● Aim
Find how many lines contain the word "this" and state that number alone.
:: Supplied information ::
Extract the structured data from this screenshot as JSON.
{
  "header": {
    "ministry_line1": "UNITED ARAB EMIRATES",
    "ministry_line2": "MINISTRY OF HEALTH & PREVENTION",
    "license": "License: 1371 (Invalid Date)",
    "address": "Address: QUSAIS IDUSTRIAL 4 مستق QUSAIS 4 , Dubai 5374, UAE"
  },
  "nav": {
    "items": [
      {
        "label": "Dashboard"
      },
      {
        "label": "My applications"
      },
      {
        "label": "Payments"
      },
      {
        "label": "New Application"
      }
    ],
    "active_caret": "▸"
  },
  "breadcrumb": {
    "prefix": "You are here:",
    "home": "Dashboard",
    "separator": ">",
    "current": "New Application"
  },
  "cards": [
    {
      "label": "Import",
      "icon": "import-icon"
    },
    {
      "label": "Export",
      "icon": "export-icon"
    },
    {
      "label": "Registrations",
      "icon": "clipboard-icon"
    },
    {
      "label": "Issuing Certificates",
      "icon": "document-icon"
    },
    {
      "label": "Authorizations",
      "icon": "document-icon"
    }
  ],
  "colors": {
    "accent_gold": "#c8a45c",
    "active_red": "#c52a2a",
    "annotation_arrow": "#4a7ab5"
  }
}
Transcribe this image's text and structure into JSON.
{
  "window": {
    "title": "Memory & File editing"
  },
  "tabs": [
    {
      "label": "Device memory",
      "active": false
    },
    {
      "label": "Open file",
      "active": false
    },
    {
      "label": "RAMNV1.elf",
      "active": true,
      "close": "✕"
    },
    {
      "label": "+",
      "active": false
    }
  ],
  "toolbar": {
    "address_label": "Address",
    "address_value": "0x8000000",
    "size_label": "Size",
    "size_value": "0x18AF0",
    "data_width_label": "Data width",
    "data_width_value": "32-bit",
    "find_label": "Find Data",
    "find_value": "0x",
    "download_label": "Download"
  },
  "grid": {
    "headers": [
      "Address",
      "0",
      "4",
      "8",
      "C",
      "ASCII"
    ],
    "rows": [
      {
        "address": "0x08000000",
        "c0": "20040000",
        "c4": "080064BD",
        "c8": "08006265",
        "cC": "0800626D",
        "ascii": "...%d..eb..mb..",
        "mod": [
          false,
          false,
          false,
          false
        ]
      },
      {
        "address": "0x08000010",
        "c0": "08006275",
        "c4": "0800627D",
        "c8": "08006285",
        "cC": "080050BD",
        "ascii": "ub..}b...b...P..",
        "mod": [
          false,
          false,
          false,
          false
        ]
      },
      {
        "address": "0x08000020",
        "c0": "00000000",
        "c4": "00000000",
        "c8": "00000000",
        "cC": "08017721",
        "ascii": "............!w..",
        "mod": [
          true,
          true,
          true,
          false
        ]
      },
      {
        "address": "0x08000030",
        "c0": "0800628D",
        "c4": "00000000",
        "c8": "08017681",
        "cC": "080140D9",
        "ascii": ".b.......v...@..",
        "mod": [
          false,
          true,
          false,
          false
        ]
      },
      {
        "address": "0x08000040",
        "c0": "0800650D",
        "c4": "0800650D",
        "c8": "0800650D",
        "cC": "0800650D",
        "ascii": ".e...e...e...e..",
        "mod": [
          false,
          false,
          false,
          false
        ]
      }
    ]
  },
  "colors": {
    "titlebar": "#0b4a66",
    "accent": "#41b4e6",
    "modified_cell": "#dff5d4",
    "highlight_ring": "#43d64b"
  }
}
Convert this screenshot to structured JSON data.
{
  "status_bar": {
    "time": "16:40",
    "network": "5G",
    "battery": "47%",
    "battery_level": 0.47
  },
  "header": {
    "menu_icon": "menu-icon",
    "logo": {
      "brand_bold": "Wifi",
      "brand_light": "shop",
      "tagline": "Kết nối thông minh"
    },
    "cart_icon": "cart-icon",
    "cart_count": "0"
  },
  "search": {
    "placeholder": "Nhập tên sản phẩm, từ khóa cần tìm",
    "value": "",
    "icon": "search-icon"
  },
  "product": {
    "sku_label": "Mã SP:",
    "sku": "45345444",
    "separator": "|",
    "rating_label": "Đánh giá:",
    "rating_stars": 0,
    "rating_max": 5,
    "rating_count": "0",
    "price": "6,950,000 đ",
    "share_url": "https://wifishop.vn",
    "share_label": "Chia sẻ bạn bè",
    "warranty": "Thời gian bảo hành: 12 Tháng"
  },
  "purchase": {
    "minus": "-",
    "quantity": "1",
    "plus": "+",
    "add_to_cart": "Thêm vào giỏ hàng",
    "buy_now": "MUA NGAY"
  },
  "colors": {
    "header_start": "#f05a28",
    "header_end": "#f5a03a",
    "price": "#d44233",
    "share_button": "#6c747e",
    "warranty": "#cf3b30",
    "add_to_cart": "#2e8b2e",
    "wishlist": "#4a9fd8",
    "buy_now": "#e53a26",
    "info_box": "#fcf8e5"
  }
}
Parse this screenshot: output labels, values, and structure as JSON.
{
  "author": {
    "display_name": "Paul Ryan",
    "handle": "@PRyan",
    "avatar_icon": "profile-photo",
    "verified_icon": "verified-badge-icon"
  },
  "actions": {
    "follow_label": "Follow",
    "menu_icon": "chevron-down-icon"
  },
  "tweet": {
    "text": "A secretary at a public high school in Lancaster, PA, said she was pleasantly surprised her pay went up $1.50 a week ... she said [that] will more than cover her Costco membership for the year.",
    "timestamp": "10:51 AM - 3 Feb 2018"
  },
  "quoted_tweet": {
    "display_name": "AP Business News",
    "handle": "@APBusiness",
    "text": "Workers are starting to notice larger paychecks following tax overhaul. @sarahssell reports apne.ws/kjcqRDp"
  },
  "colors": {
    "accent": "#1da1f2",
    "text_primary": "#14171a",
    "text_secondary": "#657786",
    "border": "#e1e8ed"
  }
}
:::
● Exercise answer
4